### Task instructions
Reproduce the listing exactly and skip over any pictures.

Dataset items
***
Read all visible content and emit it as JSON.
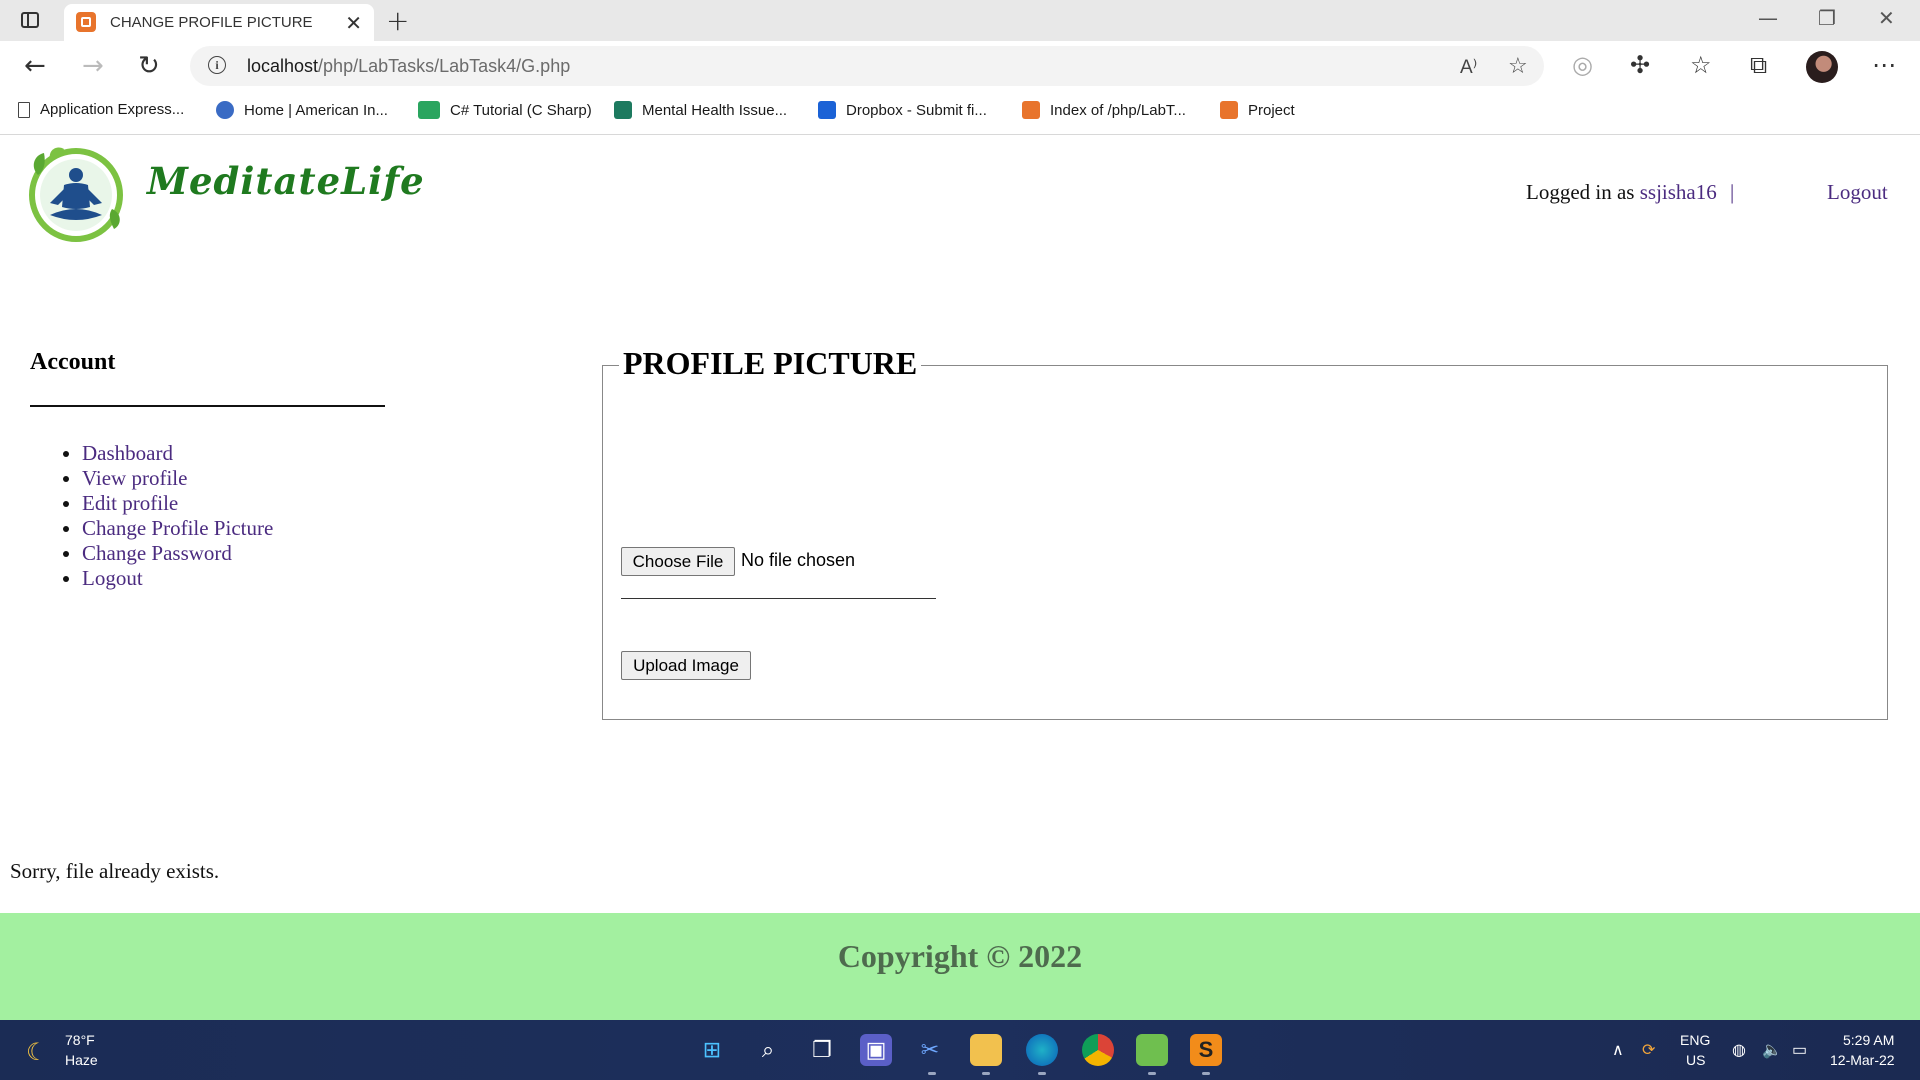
{
  "browser": {
    "tab_title": "CHANGE PROFILE PICTURE",
    "tab_close": "✕",
    "new_tab": "+",
    "url_host": "localhost",
    "url_path": "/php/LabTasks/LabTask4/G.php",
    "bookmarks": [
      {
        "label": "Application Express...",
        "icon": "page-icon"
      },
      {
        "label": "Home | American In...",
        "icon": "globe-icon"
      },
      {
        "label": "C# Tutorial (C Sharp)",
        "icon": "w3-icon"
      },
      {
        "label": "Mental Health Issue...",
        "icon": "sheet-icon"
      },
      {
        "label": "Dropbox - Submit fi...",
        "icon": "dropbox-icon"
      },
      {
        "label": "Index of /php/LabT...",
        "icon": "xampp-icon"
      },
      {
        "label": "Project",
        "icon": "xampp-icon"
      }
    ]
  },
  "site": {
    "brand": "MeditateLife",
    "logged_in_prefix": "Logged in as ",
    "username": "ssjisha16",
    "separator": "|",
    "logout": "Logout"
  },
  "sidebar": {
    "heading": "Account",
    "items": [
      {
        "label": "Dashboard"
      },
      {
        "label": "View profile"
      },
      {
        "label": "Edit profile"
      },
      {
        "label": "Change Profile Picture"
      },
      {
        "label": "Change Password"
      },
      {
        "label": "Logout"
      }
    ]
  },
  "form": {
    "legend": "PROFILE PICTURE",
    "choose_file": "Choose File",
    "file_status": "No file chosen",
    "upload": "Upload Image"
  },
  "message": "Sorry, file already exists.",
  "footer": {
    "text": "Copyright © 2022"
  },
  "taskbar": {
    "temp": "78°F",
    "condition": "Haze",
    "lang_line1": "ENG",
    "lang_line2": "US",
    "time": "5:29 AM",
    "date": "12-Mar-22"
  },
  "colors": {
    "link": "#4b2b80",
    "footer_bg": "#a3f0a0",
    "brand": "#1f7a1f",
    "taskbar": "#1d2f5c"
  }
}
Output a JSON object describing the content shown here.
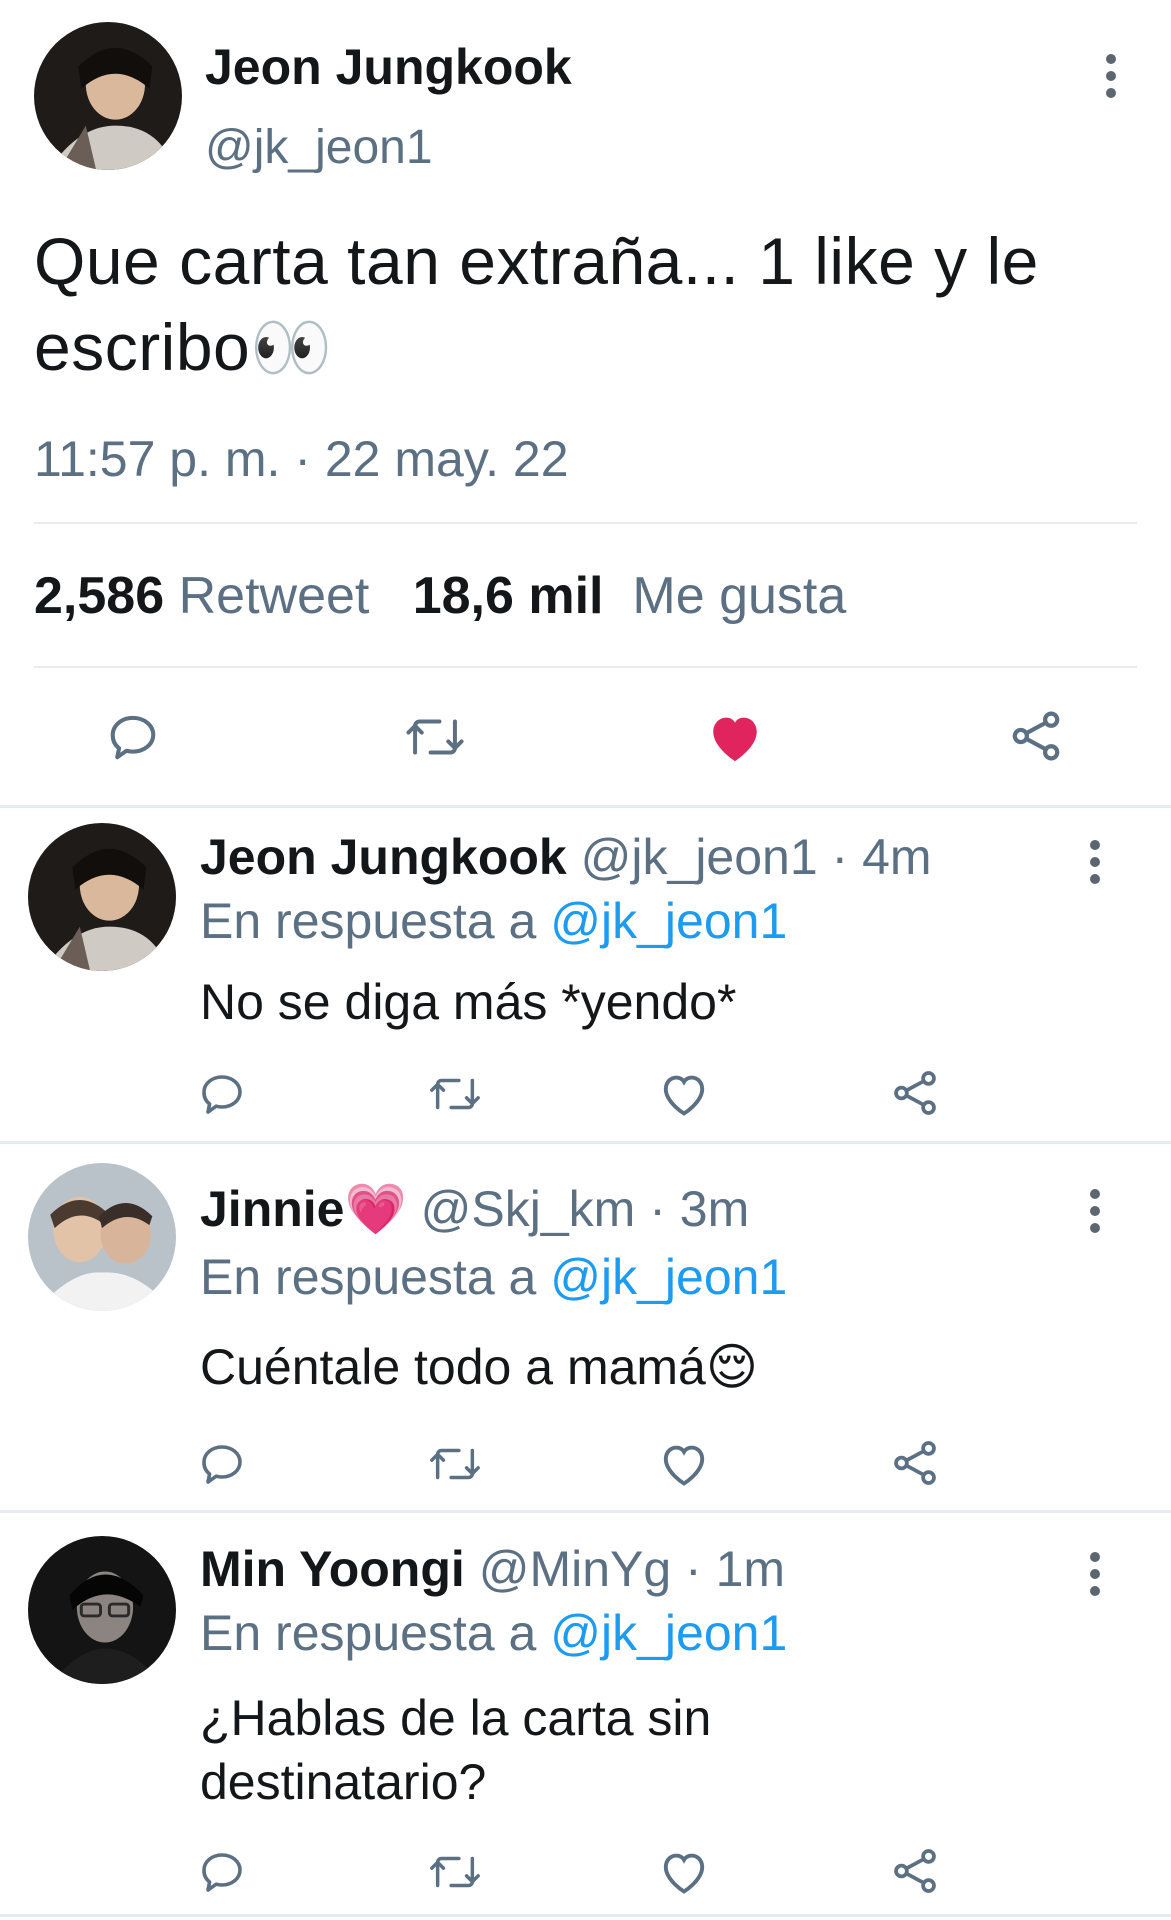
{
  "main_tweet": {
    "name": "Jeon Jungkook",
    "handle": "@jk_jeon1",
    "text": "Que carta tan extraña... 1 like y le escribo👀",
    "timestamp": "11:57 p. m. · 22 may. 22",
    "retweets_count": "2,586",
    "retweets_label": "Retweet",
    "likes_count": "18,6 mil",
    "likes_label": "Me gusta",
    "liked": true
  },
  "replies": [
    {
      "name": "Jeon Jungkook",
      "handle_time": "@jk_jeon1 · 4m",
      "reply_prefix": "En respuesta a",
      "reply_mention": "@jk_jeon1",
      "text": "No se diga más *yendo*"
    },
    {
      "name": "Jinnie💗",
      "handle_time": "@Skj_km · 3m",
      "reply_prefix": "En respuesta a",
      "reply_mention": "@jk_jeon1",
      "text": "Cuéntale todo a mamá😌"
    },
    {
      "name": "Min Yoongi",
      "handle_time": "@MinYg · 1m",
      "reply_prefix": "En respuesta a",
      "reply_mention": "@jk_jeon1",
      "text": "¿Hablas de la carta sin destinatario?"
    }
  ],
  "icons": {
    "reply": "speech-bubble-icon",
    "retweet": "retweet-arrows-icon",
    "like": "heart-icon",
    "share": "share-nodes-icon",
    "more": "vertical-dots-icon"
  },
  "colors": {
    "like_red": "#e0245e",
    "mention_blue": "#1d9bf0",
    "secondary_gray": "#5b7083",
    "divider": "#e6ecf0"
  }
}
***
### Response to this exercise
Read all visible content and emit it as JSON.
{
  "browser": {
    "tab_title": "CHANGE PROFILE PICTURE",
    "tab_close": "✕",
    "new_tab": "+",
    "url_host": "localhost",
    "url_path": "/php/LabTasks/LabTask4/G.php",
    "bookmarks": [
      {
        "label": "Application Express...",
        "icon": "page-icon"
      },
      {
        "label": "Home | American In...",
        "icon": "globe-icon"
      },
      {
        "label": "C# Tutorial (C Sharp)",
        "icon": "w3-icon"
      },
      {
        "label": "Mental Health Issue...",
        "icon": "sheet-icon"
      },
      {
        "label": "Dropbox - Submit fi...",
        "icon": "dropbox-icon"
      },
      {
        "label": "Index of /php/LabT...",
        "icon": "xampp-icon"
      },
      {
        "label": "Project",
        "icon": "xampp-icon"
      }
    ]
  },
  "site": {
    "brand": "MeditateLife",
    "logged_in_prefix": "Logged in as ",
    "username": "ssjisha16",
    "separator": "|",
    "logout": "Logout"
  },
  "sidebar": {
    "heading": "Account",
    "items": [
      {
        "label": "Dashboard"
      },
      {
        "label": "View profile"
      },
      {
        "label": "Edit profile"
      },
      {
        "label": "Change Profile Picture"
      },
      {
        "label": "Change Password"
      },
      {
        "label": "Logout"
      }
    ]
  },
  "form": {
    "legend": "PROFILE PICTURE",
    "choose_file": "Choose File",
    "file_status": "No file chosen",
    "upload": "Upload Image"
  },
  "message": "Sorry, file already exists.",
  "footer": {
    "text": "Copyright © 2022"
  },
  "taskbar": {
    "temp": "78°F",
    "condition": "Haze",
    "lang_line1": "ENG",
    "lang_line2": "US",
    "time": "5:29 AM",
    "date": "12-Mar-22"
  },
  "colors": {
    "link": "#4b2b80",
    "footer_bg": "#a3f0a0",
    "brand": "#1f7a1f",
    "taskbar": "#1d2f5c"
  }
}
Output a JSON object describing the content shown here.
{
  "main_tweet": {
    "name": "Jeon Jungkook",
    "handle": "@jk_jeon1",
    "text": "Que carta tan extraña... 1 like y le escribo👀",
    "timestamp": "11:57 p. m. · 22 may. 22",
    "retweets_count": "2,586",
    "retweets_label": "Retweet",
    "likes_count": "18,6 mil",
    "likes_label": "Me gusta",
    "liked": true
  },
  "replies": [
    {
      "name": "Jeon Jungkook",
      "handle_time": "@jk_jeon1 · 4m",
      "reply_prefix": "En respuesta a",
      "reply_mention": "@jk_jeon1",
      "text": "No se diga más *yendo*"
    },
    {
      "name": "Jinnie💗",
      "handle_time": "@Skj_km · 3m",
      "reply_prefix": "En respuesta a",
      "reply_mention": "@jk_jeon1",
      "text": "Cuéntale todo a mamá😌"
    },
    {
      "name": "Min Yoongi",
      "handle_time": "@MinYg · 1m",
      "reply_prefix": "En respuesta a",
      "reply_mention": "@jk_jeon1",
      "text": "¿Hablas de la carta sin destinatario?"
    }
  ],
  "icons": {
    "reply": "speech-bubble-icon",
    "retweet": "retweet-arrows-icon",
    "like": "heart-icon",
    "share": "share-nodes-icon",
    "more": "vertical-dots-icon"
  },
  "colors": {
    "like_red": "#e0245e",
    "mention_blue": "#1d9bf0",
    "secondary_gray": "#5b7083",
    "divider": "#e6ecf0"
  }
}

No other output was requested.